# [Exercise directions]
Return every record below exactly as written, but leave out the pictures.

Stored data
>> Start
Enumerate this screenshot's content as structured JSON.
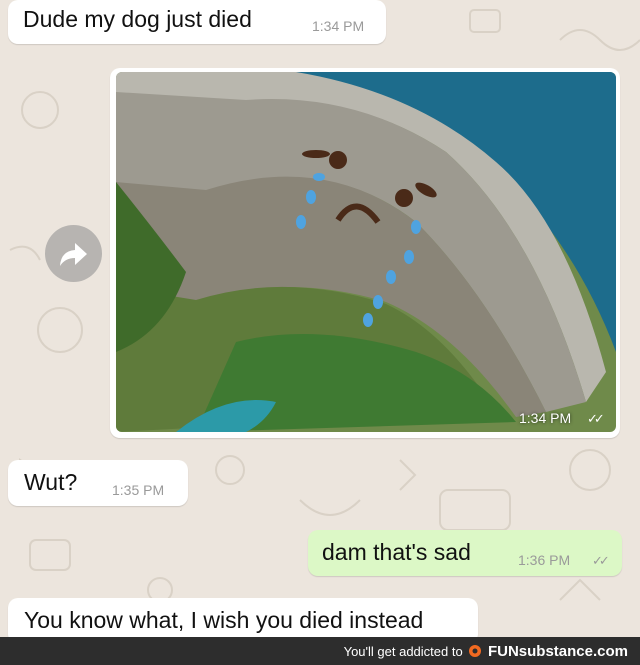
{
  "messages": [
    {
      "id": "m1",
      "direction": "in",
      "text": "Dude my dog just died",
      "time": "1:34 PM"
    },
    {
      "id": "m2",
      "direction": "in",
      "type": "image",
      "image_desc_icon": "crying-dam-photo",
      "time": "1:34 PM",
      "ticks": "✓✓"
    },
    {
      "id": "m3",
      "direction": "in",
      "text": "Wut?",
      "time": "1:35 PM"
    },
    {
      "id": "m4",
      "direction": "out",
      "text": "dam that's sad",
      "time": "1:36 PM",
      "ticks": "✓✓"
    },
    {
      "id": "m5",
      "direction": "in",
      "text": "You know what, I wish you died instead"
    }
  ],
  "forward": {
    "icon": "forward-arrow-icon"
  },
  "footer": {
    "prefix": "You'll get addicted to",
    "brand_icon": "funsubstance-logo-icon",
    "brand": "FUNsubstance.com"
  },
  "colors": {
    "chat_bg": "#ece5dd",
    "incoming_bubble": "#ffffff",
    "outgoing_bubble": "#dcf8c6",
    "timestamp": "#9a9a9a",
    "footer_bg": "#2d2d2d"
  }
}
>> End
# [Response]
Enumerate this screenshot's content as structured JSON.
{
  "messages": [
    {
      "id": "m1",
      "direction": "in",
      "text": "Dude my dog just died",
      "time": "1:34 PM"
    },
    {
      "id": "m2",
      "direction": "in",
      "type": "image",
      "image_desc_icon": "crying-dam-photo",
      "time": "1:34 PM",
      "ticks": "✓✓"
    },
    {
      "id": "m3",
      "direction": "in",
      "text": "Wut?",
      "time": "1:35 PM"
    },
    {
      "id": "m4",
      "direction": "out",
      "text": "dam that's sad",
      "time": "1:36 PM",
      "ticks": "✓✓"
    },
    {
      "id": "m5",
      "direction": "in",
      "text": "You know what, I wish you died instead"
    }
  ],
  "forward": {
    "icon": "forward-arrow-icon"
  },
  "footer": {
    "prefix": "You'll get addicted to",
    "brand_icon": "funsubstance-logo-icon",
    "brand": "FUNsubstance.com"
  },
  "colors": {
    "chat_bg": "#ece5dd",
    "incoming_bubble": "#ffffff",
    "outgoing_bubble": "#dcf8c6",
    "timestamp": "#9a9a9a",
    "footer_bg": "#2d2d2d"
  }
}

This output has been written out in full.